◆ EXERCISE OBJECTIVE ◆
Will you write out the data exactly, excluding every picture?

◆ DATA IN THIS EXERCISE ◆
— begin —
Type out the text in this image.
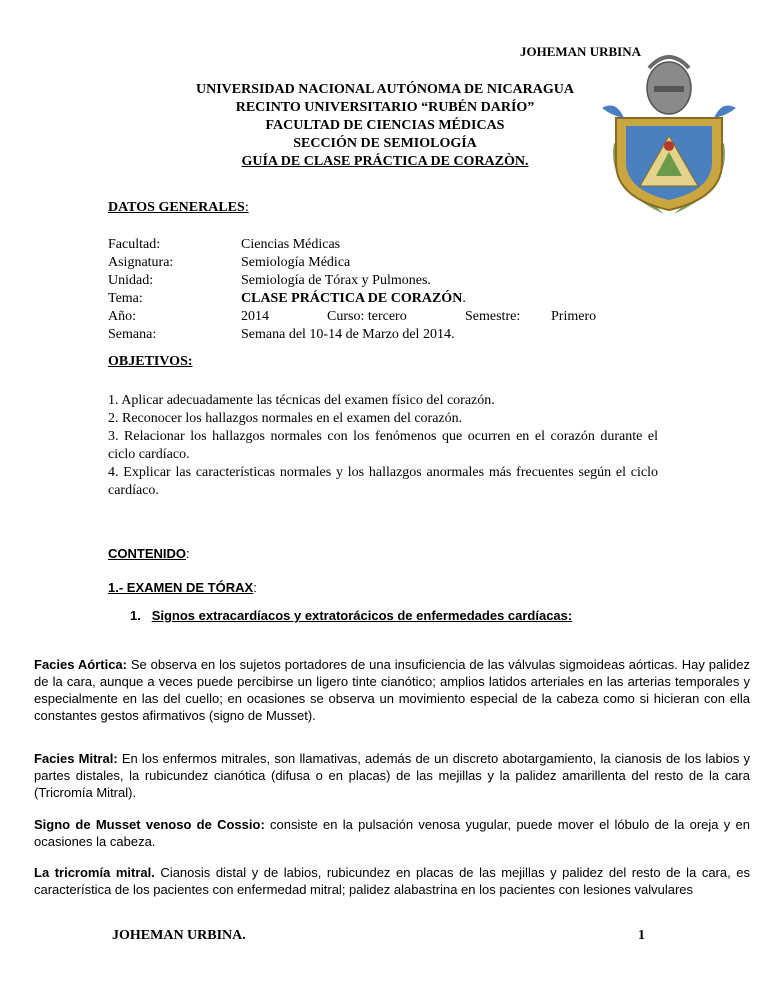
JOHEMAN URBINA
UNIVERSIDAD NACIONAL AUTÓNOMA DE NICARAGUA
RECINTO UNIVERSITARIO “RUBÉN DARÍO”
FACULTAD DE CIENCIAS MÉDICAS
SECCIÓN DE SEMIOLOGÍA
GUÍA DE CLASE PRÁCTICA DE CORAZÒN.
DATOS GENERALES:
Facultad:	Ciencias Médicas
Asignatura:	Semiología Médica
Unidad:	Semiología de Tórax y Pulmones.
Tema:	CLASE PRÁCTICA DE CORAZÓN.
Año:	2014	Curso: tercero	Semestre: Primero
Semana:	Semana del 10-14 de Marzo del 2014.
OBJETIVOS:
1. Aplicar adecuadamente las técnicas del examen físico del corazón.
2. Reconocer los hallazgos normales en el examen del corazón.
3. Relacionar los hallazgos normales con los fenómenos que ocurren en el corazón durante el ciclo cardíaco.
4. Explicar las características normales y los hallazgos anormales más frecuentes según el ciclo cardíaco.
CONTENIDO:
1.- EXAMEN DE TÓRAX:
1. Signos extracardíacos y extratorácicos de enfermedades cardíacas:
Facies Aórtica: Se observa en los sujetos portadores de una insuficiencia de las válvulas sigmoideas aórticas. Hay palidez de la cara, aunque a veces puede percibirse un ligero tinte cianótico; amplios latidos arteriales en las arterias temporales y especialmente en las del cuello; en ocasiones se observa un movimiento especial de la cabeza como si hicieran con ella constantes gestos afirmativos (signo de Musset).
Facies Mitral: En los enfermos mitrales, son llamativas, además de un discreto abotargamiento, la cianosis de los labios y partes distales, la rubicundez cianótica (difusa o en placas) de las mejillas y la palidez amarillenta del resto de la cara (Tricromía Mitral).
Signo de Musset venoso de Cossio: consiste en la pulsación venosa yugular, puede mover el lóbulo de la oreja y en ocasiones la cabeza.
La tricromía mitral. Cianosis distal y de labios, rubicundez en placas de las mejillas y palidez del resto de la cara, es característica de los pacientes con enfermedad mitral; palidez alabastrina en los pacientes con lesiones valvulares
JOHEMAN URBINA.	1
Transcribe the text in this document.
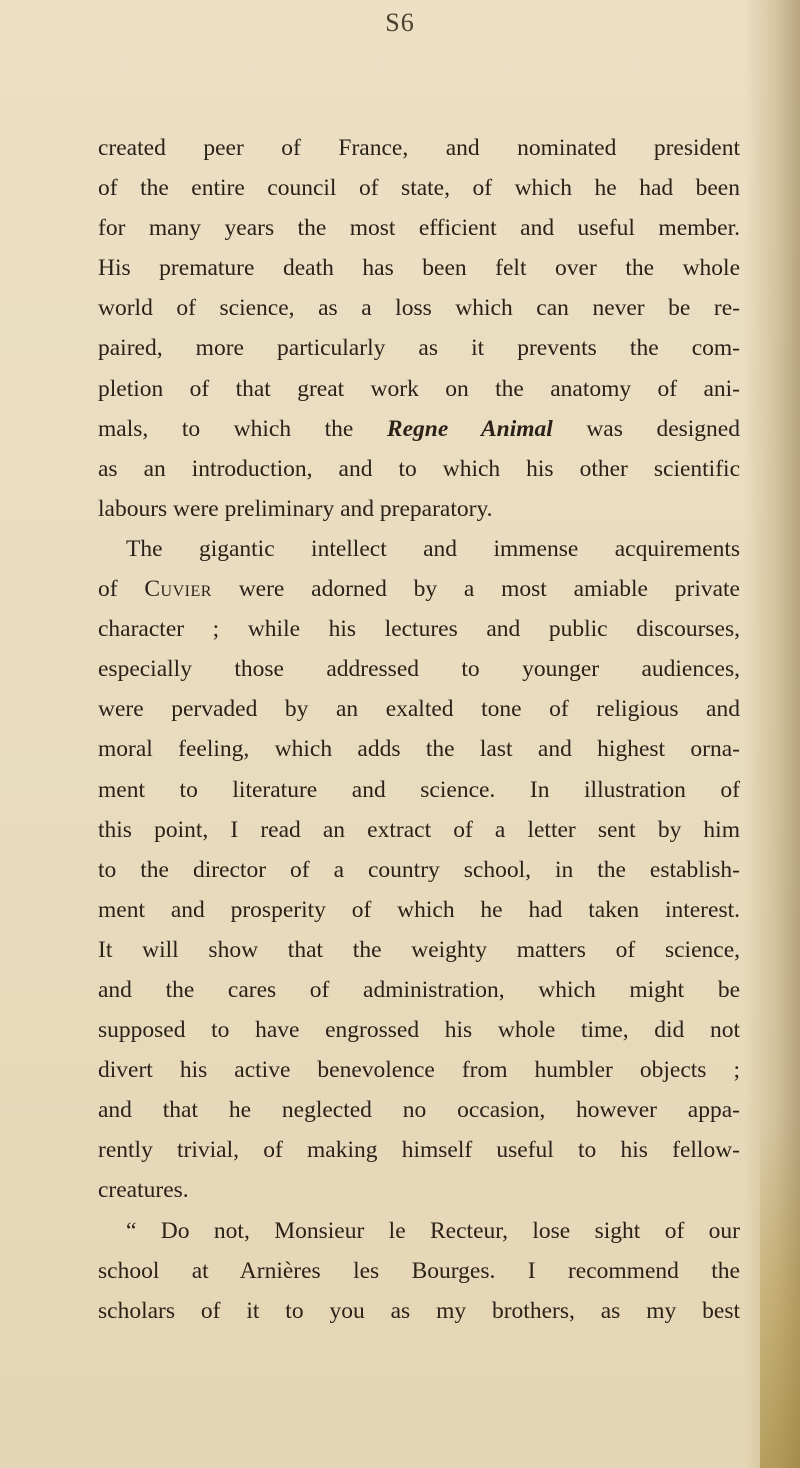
S6
created peer of France, and nominated president
of the entire council of state, of which he had been
for many years the most efficient and useful member.
His premature death has been felt over the whole
world of science, as a loss which can never be re-
paired, more particularly as it prevents the com-
pletion of that great work on the anatomy of ani-
mals, to which the Regne Animal was designed
as an introduction, and to which his other scientific
labours were preliminary and preparatory.
The gigantic intellect and immense acquirements
of Cuvier were adorned by a most amiable private
character ; while his lectures and public discourses,
especially those addressed to younger audiences,
were pervaded by an exalted tone of religious and
moral feeling, which adds the last and highest orna-
ment to literature and science. In illustration of
this point, I read an extract of a letter sent by him
to the director of a country school, in the establish-
ment and prosperity of which he had taken interest.
It will show that the weighty matters of science,
and the cares of administration, which might be
supposed to have engrossed his whole time, did not
divert his active benevolence from humbler objects ;
and that he neglected no occasion, however appa-
rently trivial, of making himself useful to his fellow-
creatures.
“ Do not, Monsieur le Recteur, lose sight of our
school at Arnières les Bourges. I recommend the
scholars of it to you as my brothers, as my best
— end —
◆ FULL OUTPUT ◆
Type out the text in this image.
JOHEMAN URBINA
UNIVERSIDAD NACIONAL AUTÓNOMA DE NICARAGUA
RECINTO UNIVERSITARIO “RUBÉN DARÍO”
FACULTAD DE CIENCIAS MÉDICAS
SECCIÓN DE SEMIOLOGÍA
GUÍA DE CLASE PRÁCTICA DE CORAZÒN.
DATOS GENERALES:
Facultad:	Ciencias Médicas
Asignatura:	Semiología Médica
Unidad:	Semiología de Tórax y Pulmones.
Tema:	CLASE PRÁCTICA DE CORAZÓN.
Año:	2014	Curso: tercero	Semestre: Primero
Semana:	Semana del 10-14 de Marzo del 2014.
OBJETIVOS:
1. Aplicar adecuadamente las técnicas del examen físico del corazón.
2. Reconocer los hallazgos normales en el examen del corazón.
3. Relacionar los hallazgos normales con los fenómenos que ocurren en el corazón durante el ciclo cardíaco.
4. Explicar las características normales y los hallazgos anormales más frecuentes según el ciclo cardíaco.
CONTENIDO:
1.- EXAMEN DE TÓRAX:
1. Signos extracardíacos y extratorácicos de enfermedades cardíacas:
Facies Aórtica: Se observa en los sujetos portadores de una insuficiencia de las válvulas sigmoideas aórticas. Hay palidez de la cara, aunque a veces puede percibirse un ligero tinte cianótico; amplios latidos arteriales en las arterias temporales y especialmente en las del cuello; en ocasiones se observa un movimiento especial de la cabeza como si hicieran con ella constantes gestos afirmativos (signo de Musset).
Facies Mitral: En los enfermos mitrales, son llamativas, además de un discreto abotargamiento, la cianosis de los labios y partes distales, la rubicundez cianótica (difusa o en placas) de las mejillas y la palidez amarillenta del resto de la cara (Tricromía Mitral).
Signo de Musset venoso de Cossio: consiste en la pulsación venosa yugular, puede mover el lóbulo de la oreja y en ocasiones la cabeza.
La tricromía mitral. Cianosis distal y de labios, rubicundez en placas de las mejillas y palidez del resto de la cara, es característica de los pacientes con enfermedad mitral; palidez alabastrina en los pacientes con lesiones valvulares
JOHEMAN URBINA.	1
Transcribe the text in this document.
S6
created peer of France, and nominated president
of the entire council of state, of which he had been
for many years the most efficient and useful member.
His premature death has been felt over the whole
world of science, as a loss which can never be re-
paired, more particularly as it prevents the com-
pletion of that great work on the anatomy of ani-
mals, to which the Regne Animal was designed
as an introduction, and to which his other scientific
labours were preliminary and preparatory.
The gigantic intellect and immense acquirements
of Cuvier were adorned by a most amiable private
character ; while his lectures and public discourses,
especially those addressed to younger audiences,
were pervaded by an exalted tone of religious and
moral feeling, which adds the last and highest orna-
ment to literature and science. In illustration of
this point, I read an extract of a letter sent by him
to the director of a country school, in the establish-
ment and prosperity of which he had taken interest.
It will show that the weighty matters of science,
and the cares of administration, which might be
supposed to have engrossed his whole time, did not
divert his active benevolence from humbler objects ;
and that he neglected no occasion, however appa-
rently trivial, of making himself useful to his fellow-
creatures.
“ Do not, Monsieur le Recteur, lose sight of our
school at Arnières les Bourges. I recommend the
scholars of it to you as my brothers, as my best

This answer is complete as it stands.